> _TASK PROMPT_: Spot each line in the records below where the word "ABC가" occurs, then copy it.
•••••
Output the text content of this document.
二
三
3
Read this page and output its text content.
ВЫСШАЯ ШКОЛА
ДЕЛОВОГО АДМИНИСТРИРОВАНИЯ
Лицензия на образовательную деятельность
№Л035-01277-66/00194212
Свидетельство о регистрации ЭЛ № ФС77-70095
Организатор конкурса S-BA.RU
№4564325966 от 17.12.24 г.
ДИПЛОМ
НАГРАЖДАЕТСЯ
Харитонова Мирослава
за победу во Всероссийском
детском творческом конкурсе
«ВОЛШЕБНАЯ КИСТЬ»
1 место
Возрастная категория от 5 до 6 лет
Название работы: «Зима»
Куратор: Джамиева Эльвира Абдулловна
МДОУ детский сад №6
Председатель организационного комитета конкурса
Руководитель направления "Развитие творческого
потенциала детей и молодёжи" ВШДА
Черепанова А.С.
•••••
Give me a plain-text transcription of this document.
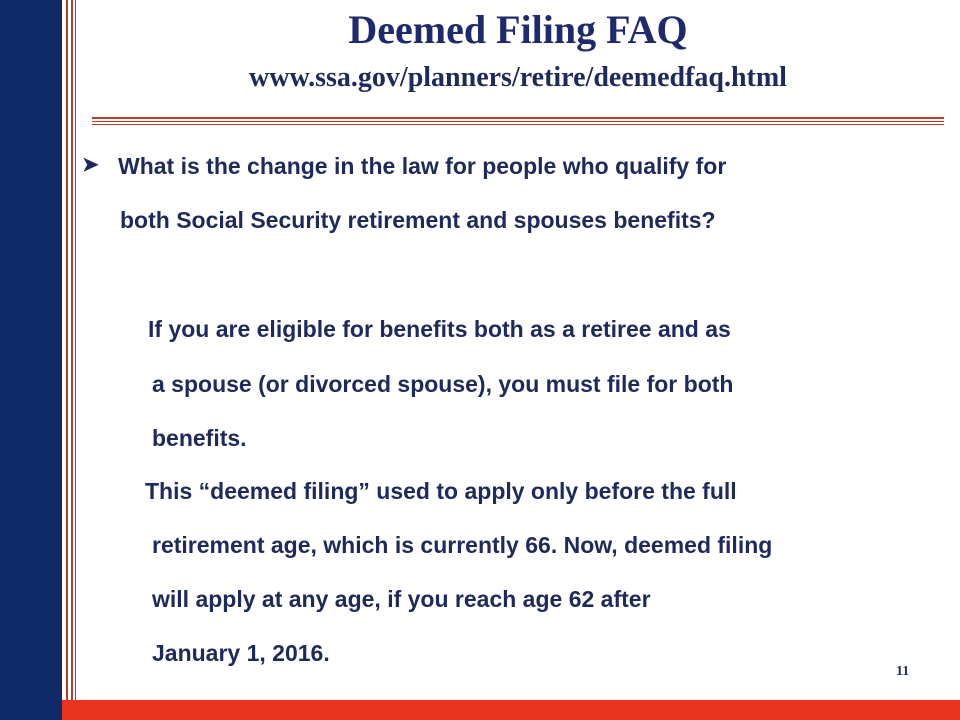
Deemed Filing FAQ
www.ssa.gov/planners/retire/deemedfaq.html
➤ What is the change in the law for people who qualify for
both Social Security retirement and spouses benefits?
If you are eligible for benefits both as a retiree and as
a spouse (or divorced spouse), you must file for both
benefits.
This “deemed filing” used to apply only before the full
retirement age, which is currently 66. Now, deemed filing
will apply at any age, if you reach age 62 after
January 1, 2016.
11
•••••
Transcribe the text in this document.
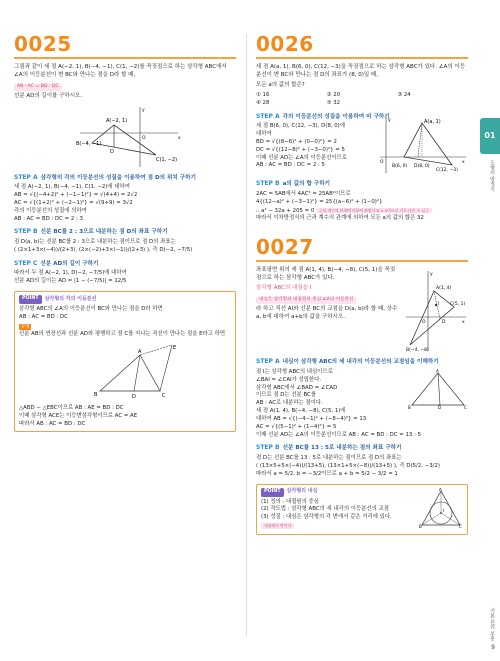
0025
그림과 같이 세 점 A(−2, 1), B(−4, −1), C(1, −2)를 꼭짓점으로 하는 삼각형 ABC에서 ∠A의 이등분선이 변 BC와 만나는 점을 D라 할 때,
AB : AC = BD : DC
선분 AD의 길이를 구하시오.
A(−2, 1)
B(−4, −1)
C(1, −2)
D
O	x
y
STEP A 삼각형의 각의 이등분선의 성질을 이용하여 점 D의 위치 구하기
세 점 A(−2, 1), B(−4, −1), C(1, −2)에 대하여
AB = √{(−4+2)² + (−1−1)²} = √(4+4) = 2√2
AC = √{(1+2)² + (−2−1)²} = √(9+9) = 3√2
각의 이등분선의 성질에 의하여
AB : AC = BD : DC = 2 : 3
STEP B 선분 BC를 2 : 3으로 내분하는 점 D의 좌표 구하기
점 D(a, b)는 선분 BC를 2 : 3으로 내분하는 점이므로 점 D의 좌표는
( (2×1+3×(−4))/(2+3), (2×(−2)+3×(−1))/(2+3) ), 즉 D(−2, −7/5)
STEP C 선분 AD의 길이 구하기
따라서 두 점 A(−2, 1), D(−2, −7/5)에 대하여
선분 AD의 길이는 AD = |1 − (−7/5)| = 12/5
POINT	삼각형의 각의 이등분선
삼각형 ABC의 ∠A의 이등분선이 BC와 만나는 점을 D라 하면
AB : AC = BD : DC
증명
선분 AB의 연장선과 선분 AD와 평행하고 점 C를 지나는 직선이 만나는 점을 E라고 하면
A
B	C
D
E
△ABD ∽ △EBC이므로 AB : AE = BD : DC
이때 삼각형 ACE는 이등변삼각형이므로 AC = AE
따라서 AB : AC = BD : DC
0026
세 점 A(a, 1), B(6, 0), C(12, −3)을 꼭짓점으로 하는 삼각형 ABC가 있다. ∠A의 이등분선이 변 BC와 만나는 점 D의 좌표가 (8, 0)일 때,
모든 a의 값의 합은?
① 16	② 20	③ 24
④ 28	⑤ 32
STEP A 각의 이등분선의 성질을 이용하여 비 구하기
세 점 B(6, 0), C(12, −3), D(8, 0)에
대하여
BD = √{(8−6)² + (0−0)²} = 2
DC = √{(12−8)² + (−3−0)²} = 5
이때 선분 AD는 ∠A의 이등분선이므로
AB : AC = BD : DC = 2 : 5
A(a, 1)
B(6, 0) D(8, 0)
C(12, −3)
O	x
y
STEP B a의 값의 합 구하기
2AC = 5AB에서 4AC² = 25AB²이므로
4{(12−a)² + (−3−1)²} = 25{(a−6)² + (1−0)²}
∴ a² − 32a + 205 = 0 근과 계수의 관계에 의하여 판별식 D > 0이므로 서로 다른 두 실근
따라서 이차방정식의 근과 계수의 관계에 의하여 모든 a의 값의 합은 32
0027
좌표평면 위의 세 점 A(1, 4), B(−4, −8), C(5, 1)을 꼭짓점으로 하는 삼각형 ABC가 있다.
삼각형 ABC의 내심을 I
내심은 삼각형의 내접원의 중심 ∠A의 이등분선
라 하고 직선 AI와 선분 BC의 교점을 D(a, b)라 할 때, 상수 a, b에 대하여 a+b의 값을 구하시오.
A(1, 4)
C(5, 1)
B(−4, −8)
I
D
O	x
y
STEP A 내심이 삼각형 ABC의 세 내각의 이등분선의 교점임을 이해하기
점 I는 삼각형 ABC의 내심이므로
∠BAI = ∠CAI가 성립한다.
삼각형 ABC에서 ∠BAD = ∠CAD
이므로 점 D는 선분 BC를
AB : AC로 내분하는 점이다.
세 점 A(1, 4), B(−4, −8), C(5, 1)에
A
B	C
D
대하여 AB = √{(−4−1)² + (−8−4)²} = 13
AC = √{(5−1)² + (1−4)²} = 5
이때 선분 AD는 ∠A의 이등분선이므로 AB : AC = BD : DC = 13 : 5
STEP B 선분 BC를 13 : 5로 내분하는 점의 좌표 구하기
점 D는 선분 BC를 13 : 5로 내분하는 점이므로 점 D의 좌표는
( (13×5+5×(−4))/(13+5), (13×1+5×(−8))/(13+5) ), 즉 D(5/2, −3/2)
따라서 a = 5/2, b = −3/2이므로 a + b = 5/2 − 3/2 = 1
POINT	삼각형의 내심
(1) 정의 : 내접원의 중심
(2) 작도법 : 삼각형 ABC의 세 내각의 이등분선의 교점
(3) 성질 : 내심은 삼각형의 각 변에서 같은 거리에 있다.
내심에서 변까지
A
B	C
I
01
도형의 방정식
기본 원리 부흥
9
•••••
> _TASK SOLUTION_:
세 점 A(a, 1), B(6, 0), C(12, −3)을 꼭짓점으로 하는 삼각형 ABC가 있다. ∠A의 이등분선이 변 BC와 만나는 점 D의 좌표가 (8, 0)일 때,
좌표평면 위의 세 점 A(1, 4), B(−4, −8), C(5, 1)을 꼭짓점으로 하는 삼각형 ABC가 있다.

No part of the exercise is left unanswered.